### Task to carry out
Gather the lines that hold the string "věčné".
──────── Dataset records ────────
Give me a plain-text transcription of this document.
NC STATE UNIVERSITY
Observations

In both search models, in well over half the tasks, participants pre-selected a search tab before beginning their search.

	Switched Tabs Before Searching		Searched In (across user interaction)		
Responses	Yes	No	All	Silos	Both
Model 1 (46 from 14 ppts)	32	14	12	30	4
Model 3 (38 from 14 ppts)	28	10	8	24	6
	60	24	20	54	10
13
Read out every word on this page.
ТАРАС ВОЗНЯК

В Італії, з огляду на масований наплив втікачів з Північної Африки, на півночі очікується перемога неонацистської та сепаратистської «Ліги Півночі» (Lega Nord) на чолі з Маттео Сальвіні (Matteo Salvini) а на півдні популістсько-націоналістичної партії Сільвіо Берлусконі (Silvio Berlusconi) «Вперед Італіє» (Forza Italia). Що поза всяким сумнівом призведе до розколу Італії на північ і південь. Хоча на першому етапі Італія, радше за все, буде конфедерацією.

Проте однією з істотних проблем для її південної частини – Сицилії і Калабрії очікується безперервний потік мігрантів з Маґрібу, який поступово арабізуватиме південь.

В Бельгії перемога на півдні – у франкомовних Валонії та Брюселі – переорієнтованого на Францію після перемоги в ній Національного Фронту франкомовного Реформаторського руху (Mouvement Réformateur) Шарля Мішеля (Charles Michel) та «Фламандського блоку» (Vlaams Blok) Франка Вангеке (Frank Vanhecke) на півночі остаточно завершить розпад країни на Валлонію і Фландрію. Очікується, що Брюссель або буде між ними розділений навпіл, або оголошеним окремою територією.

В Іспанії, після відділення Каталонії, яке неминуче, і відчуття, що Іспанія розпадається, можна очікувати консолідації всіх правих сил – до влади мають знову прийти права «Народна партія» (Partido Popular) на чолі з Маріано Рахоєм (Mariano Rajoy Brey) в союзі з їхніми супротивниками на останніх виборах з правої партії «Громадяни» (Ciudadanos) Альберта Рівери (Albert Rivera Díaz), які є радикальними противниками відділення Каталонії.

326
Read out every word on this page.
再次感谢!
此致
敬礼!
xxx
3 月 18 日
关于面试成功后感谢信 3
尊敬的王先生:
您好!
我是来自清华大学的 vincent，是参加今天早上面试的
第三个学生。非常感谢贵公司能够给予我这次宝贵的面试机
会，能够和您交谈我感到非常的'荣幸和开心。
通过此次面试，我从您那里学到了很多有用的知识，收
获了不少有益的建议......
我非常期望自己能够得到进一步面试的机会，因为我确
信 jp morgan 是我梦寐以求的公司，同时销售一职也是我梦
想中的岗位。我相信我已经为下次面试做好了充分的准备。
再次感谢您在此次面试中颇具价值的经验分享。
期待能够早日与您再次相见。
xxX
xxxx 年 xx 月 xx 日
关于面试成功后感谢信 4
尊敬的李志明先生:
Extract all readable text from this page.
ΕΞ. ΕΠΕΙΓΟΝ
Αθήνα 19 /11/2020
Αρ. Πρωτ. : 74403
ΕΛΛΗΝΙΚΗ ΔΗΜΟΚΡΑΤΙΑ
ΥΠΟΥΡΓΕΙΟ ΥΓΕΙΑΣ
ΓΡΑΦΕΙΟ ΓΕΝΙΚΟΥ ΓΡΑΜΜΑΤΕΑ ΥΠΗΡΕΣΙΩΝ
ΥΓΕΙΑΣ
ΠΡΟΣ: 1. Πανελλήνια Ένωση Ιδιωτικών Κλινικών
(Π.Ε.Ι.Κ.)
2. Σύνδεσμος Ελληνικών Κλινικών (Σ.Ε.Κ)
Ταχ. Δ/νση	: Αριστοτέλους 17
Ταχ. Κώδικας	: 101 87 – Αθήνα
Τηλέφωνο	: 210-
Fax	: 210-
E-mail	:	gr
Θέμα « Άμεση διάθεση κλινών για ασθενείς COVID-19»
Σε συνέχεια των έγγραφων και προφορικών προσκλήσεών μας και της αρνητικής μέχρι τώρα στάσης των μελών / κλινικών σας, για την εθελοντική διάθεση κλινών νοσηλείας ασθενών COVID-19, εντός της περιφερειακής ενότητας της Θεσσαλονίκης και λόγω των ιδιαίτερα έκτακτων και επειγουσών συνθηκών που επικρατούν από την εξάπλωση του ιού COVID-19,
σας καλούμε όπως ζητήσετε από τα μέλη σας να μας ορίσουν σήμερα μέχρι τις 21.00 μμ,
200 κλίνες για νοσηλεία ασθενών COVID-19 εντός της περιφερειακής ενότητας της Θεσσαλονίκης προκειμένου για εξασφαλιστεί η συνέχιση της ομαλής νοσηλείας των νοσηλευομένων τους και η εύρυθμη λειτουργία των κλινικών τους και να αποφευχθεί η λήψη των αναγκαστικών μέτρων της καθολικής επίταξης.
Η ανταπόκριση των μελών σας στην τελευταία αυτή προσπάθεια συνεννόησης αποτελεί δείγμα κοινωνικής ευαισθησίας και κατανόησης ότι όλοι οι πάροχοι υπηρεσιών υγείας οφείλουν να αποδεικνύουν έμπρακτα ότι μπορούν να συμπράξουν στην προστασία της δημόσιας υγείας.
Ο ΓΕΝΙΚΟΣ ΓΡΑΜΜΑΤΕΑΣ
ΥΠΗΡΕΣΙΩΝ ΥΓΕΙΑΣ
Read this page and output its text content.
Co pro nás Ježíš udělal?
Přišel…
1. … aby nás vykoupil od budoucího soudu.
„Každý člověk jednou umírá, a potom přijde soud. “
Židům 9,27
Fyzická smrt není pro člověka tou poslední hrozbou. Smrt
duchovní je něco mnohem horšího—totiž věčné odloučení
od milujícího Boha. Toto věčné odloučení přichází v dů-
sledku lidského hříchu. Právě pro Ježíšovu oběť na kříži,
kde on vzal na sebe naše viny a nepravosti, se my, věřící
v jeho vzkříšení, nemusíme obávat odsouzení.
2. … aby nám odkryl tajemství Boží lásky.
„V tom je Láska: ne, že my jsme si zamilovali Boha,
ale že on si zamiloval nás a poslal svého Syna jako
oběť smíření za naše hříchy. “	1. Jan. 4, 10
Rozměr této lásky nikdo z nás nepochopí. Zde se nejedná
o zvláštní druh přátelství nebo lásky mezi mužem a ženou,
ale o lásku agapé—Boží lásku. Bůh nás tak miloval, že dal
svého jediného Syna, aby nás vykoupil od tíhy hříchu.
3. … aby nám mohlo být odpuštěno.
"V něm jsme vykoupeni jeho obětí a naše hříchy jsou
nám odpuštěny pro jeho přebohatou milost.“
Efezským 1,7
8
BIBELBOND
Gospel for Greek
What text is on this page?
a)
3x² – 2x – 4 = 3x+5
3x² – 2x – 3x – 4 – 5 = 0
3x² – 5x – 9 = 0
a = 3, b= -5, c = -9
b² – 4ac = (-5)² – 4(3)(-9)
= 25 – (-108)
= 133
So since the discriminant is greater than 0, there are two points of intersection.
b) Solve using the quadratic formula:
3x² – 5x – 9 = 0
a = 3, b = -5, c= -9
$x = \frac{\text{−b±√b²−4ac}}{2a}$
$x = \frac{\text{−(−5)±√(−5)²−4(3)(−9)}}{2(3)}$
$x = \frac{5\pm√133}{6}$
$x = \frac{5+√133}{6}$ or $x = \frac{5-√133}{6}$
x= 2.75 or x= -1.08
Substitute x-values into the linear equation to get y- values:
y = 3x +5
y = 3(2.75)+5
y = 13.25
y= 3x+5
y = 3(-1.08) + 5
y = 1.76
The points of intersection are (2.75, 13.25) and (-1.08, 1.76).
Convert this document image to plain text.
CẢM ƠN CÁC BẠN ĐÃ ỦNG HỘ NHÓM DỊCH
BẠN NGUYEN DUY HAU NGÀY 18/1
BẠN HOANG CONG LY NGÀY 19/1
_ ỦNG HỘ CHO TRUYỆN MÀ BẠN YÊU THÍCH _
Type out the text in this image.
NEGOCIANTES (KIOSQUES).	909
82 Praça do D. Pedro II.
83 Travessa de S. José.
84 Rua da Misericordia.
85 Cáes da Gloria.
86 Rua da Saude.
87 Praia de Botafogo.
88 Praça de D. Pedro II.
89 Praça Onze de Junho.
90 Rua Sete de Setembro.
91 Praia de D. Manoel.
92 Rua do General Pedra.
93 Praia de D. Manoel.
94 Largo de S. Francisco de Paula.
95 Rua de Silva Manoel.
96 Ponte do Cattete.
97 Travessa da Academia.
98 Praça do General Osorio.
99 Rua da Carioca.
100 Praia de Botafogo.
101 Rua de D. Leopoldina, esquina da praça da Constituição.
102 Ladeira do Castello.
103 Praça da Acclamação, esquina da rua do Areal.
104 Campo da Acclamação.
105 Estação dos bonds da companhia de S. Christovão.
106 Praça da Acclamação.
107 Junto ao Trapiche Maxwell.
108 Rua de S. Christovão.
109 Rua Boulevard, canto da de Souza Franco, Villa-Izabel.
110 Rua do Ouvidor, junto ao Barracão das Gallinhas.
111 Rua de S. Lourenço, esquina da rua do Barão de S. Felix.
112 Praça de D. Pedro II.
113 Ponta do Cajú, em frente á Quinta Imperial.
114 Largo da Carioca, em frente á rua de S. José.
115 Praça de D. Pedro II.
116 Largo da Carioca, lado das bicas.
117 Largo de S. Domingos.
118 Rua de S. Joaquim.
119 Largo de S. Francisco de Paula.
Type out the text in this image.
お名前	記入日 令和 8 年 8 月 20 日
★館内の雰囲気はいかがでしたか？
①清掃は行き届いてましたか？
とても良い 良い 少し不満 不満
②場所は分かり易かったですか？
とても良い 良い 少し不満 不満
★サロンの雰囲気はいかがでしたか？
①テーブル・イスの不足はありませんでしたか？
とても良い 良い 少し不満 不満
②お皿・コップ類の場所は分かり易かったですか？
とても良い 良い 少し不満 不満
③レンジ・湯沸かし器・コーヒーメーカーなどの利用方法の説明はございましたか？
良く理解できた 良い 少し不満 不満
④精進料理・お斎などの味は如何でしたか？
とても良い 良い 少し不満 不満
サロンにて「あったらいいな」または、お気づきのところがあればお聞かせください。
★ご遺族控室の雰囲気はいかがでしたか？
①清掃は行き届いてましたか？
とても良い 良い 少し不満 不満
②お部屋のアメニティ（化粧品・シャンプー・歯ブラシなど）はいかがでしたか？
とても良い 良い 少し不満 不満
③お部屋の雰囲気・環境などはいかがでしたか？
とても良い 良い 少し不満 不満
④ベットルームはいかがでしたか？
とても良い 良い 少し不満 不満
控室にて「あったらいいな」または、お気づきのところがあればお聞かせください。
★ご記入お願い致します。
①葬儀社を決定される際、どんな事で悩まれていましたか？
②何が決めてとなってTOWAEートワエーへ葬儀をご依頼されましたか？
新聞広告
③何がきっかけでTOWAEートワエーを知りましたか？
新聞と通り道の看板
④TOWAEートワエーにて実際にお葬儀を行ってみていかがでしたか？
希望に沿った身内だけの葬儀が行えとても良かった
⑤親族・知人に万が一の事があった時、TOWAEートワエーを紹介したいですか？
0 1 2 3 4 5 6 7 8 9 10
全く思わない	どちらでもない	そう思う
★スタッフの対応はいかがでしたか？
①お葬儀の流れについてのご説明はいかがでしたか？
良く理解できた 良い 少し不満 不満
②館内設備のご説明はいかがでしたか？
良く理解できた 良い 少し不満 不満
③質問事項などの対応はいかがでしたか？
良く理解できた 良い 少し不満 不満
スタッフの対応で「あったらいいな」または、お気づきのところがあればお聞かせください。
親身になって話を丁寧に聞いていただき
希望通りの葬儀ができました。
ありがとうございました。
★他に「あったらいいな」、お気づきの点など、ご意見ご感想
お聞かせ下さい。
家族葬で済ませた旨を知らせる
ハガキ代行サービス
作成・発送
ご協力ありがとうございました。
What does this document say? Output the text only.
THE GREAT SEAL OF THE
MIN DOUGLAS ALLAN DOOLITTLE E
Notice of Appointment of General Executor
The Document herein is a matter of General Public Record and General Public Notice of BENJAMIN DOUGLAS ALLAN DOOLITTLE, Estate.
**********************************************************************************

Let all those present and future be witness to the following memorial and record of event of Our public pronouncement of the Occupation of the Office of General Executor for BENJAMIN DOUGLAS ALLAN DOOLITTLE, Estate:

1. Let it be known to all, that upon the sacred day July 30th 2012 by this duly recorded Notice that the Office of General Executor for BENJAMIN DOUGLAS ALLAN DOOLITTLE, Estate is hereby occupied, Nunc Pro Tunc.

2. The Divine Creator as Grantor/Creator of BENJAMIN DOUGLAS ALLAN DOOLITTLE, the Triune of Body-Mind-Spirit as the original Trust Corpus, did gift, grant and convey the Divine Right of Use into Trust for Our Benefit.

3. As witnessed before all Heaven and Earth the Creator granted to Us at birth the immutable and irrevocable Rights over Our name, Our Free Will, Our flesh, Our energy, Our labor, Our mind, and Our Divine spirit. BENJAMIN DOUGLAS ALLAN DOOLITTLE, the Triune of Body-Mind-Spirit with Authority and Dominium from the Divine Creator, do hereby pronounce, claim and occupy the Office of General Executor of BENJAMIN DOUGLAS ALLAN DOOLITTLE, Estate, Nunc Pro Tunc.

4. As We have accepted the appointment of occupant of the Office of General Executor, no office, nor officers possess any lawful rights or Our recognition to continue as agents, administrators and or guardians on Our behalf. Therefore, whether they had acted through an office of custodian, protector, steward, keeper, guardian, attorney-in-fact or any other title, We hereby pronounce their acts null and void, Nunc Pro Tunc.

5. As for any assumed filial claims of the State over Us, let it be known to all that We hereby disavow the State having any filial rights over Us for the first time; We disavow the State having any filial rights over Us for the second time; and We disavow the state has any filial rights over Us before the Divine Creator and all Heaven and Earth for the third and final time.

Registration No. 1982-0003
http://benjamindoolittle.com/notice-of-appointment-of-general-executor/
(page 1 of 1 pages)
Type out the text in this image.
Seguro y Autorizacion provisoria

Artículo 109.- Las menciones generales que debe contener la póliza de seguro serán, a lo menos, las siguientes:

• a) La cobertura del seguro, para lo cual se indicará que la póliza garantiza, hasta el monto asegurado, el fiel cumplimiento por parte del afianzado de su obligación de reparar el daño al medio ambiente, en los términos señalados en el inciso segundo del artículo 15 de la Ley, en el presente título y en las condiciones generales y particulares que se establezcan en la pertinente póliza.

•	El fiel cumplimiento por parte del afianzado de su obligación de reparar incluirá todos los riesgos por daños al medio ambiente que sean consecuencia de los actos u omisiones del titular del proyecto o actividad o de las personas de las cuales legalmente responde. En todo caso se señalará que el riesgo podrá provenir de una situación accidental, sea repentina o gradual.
────────
### Full solution
duchovní je něco mnohem horšího—totiž věčné odloučení
od milujícího Boha. Toto věčné odloučení přichází v dů-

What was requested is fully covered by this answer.